From the listing below, restate word for word the lines from the line containing "Decode this image" down through the line containing "Transcribe this image's". Exclude pictures.

──────── Data lines ────────

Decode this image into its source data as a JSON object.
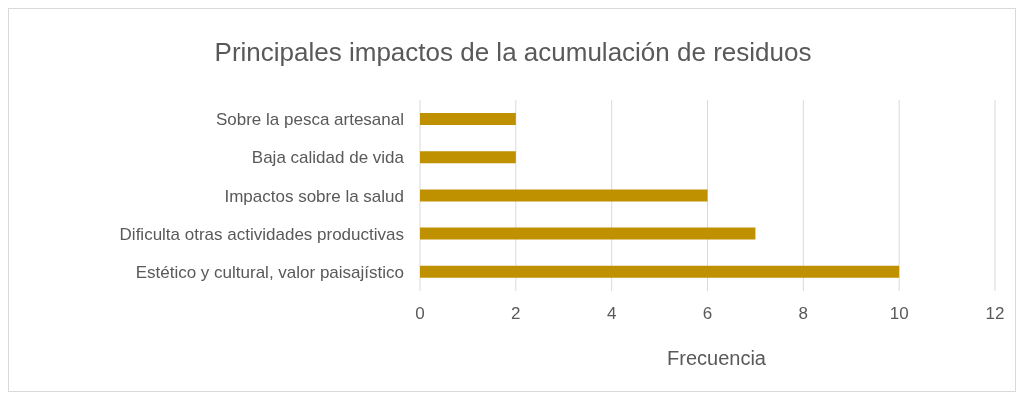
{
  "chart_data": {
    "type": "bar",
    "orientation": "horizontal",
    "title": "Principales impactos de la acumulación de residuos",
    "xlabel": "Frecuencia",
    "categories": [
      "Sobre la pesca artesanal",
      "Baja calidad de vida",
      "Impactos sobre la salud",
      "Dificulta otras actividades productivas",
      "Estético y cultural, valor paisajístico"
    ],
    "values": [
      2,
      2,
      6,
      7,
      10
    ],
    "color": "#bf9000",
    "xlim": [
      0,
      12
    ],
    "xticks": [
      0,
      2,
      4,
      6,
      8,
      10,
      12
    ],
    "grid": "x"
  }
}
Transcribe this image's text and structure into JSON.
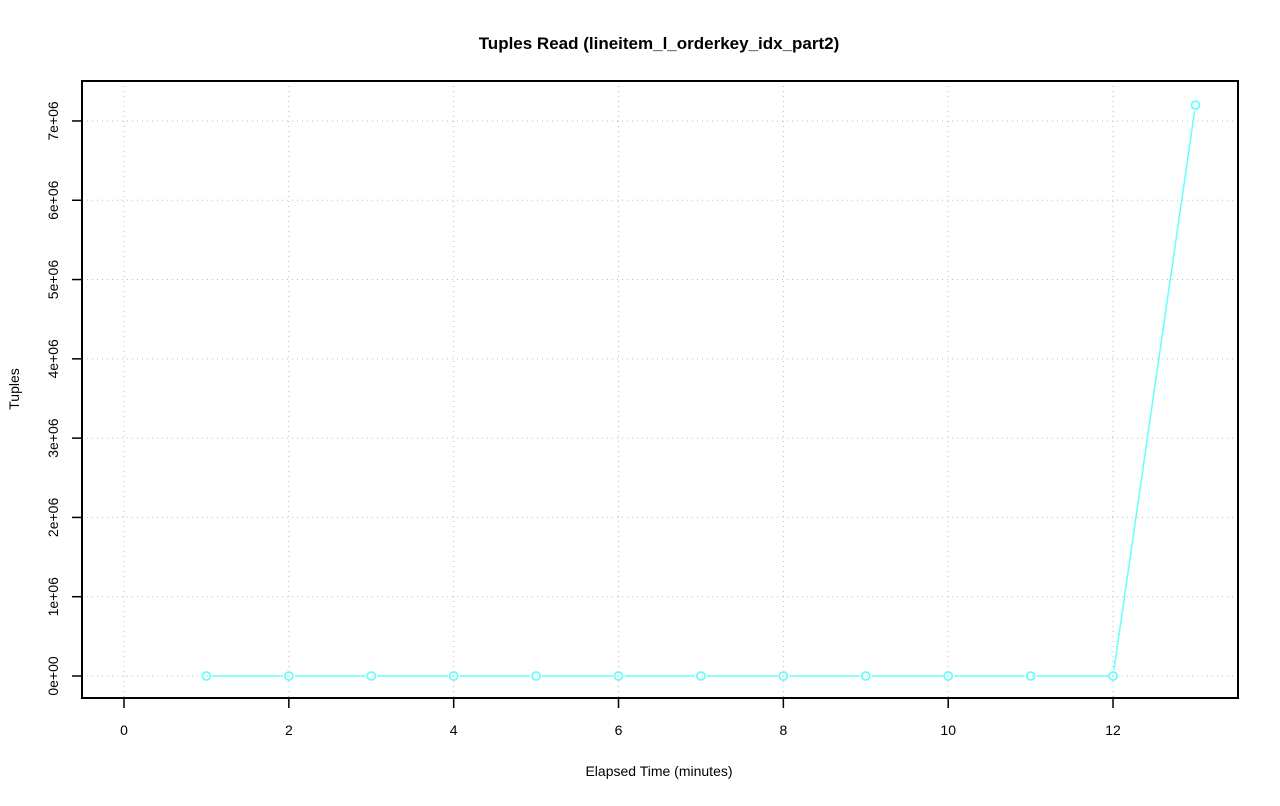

────────
──────── Data lines ────────

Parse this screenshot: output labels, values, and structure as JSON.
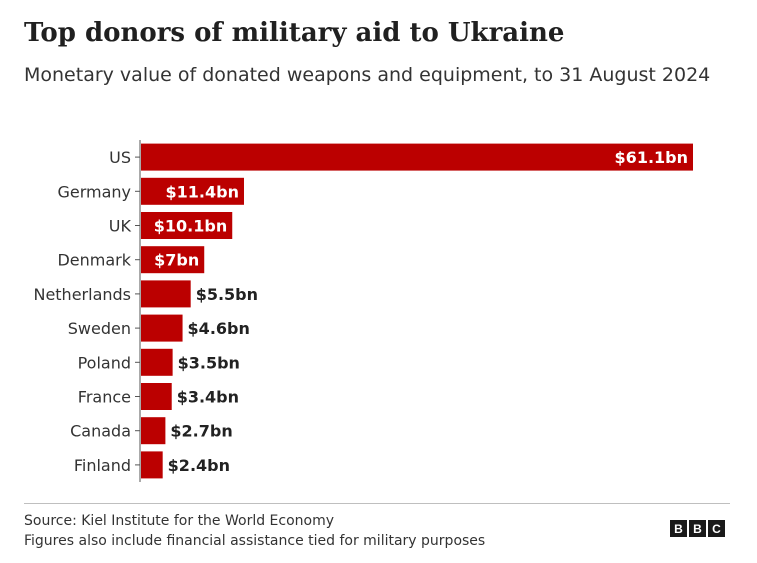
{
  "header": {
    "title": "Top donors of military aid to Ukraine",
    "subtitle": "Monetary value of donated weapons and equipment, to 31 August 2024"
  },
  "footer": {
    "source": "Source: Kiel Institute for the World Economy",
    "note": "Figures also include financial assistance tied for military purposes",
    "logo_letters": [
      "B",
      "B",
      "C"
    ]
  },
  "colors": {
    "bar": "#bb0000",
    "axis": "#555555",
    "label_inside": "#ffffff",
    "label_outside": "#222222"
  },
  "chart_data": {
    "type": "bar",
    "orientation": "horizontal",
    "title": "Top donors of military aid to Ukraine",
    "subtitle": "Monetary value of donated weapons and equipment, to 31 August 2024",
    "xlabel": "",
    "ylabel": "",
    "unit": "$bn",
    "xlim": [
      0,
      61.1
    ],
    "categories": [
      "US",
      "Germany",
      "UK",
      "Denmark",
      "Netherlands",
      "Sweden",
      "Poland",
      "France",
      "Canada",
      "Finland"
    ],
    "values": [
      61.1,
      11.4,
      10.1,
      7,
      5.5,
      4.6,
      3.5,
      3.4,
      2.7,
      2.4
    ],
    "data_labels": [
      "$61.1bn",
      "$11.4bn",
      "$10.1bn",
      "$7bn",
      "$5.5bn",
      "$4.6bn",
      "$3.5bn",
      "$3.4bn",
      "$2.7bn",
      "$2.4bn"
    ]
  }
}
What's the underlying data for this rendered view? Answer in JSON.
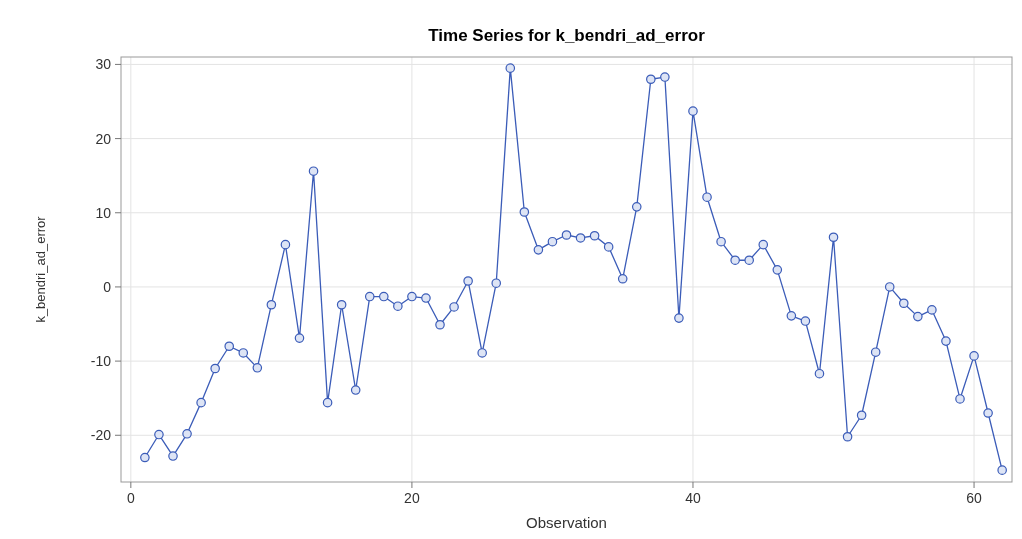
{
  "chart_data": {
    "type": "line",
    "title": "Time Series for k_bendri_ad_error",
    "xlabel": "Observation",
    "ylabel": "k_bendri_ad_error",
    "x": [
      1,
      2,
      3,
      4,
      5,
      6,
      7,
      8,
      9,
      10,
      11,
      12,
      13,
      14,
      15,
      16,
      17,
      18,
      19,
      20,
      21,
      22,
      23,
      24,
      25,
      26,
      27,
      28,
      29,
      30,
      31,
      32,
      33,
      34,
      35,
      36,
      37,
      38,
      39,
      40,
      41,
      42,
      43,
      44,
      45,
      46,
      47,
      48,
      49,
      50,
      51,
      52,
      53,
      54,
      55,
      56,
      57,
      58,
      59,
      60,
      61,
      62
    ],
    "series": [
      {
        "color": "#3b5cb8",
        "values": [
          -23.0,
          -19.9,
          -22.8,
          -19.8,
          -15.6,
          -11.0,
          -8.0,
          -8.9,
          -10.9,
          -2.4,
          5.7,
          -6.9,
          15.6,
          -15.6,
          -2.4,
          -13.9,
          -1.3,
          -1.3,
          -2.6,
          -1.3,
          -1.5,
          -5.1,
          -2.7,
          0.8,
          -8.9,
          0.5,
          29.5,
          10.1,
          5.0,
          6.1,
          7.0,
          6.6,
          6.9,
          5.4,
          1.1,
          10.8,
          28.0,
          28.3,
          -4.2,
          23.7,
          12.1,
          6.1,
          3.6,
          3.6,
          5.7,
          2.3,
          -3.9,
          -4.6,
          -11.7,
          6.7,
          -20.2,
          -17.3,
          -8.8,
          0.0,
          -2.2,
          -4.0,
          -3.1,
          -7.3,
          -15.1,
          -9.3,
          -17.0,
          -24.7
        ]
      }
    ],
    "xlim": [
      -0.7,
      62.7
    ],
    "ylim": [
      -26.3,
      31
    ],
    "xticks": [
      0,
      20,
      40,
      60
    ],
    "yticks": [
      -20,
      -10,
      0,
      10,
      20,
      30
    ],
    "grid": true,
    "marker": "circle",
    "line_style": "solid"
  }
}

────────

■ Output of the task
Decode this image into its source data as a JSON object.
{
  "chart_data": {
    "type": "bar",
    "orientation": "horizontal",
    "title": "Principales impactos de la acumulación de residuos",
    "xlabel": "Frecuencia",
    "categories": [
      "Sobre la pesca artesanal",
      "Baja calidad de vida",
      "Impactos sobre la salud",
      "Dificulta otras actividades productivas",
      "Estético y cultural, valor paisajístico"
    ],
    "values": [
      2,
      2,
      6,
      7,
      10
    ],
    "color": "#bf9000",
    "xlim": [
      0,
      12
    ],
    "xticks": [
      0,
      2,
      4,
      6,
      8,
      10,
      12
    ],
    "grid": "x"
  }
}
Transcribe this image's text and structure into JSON.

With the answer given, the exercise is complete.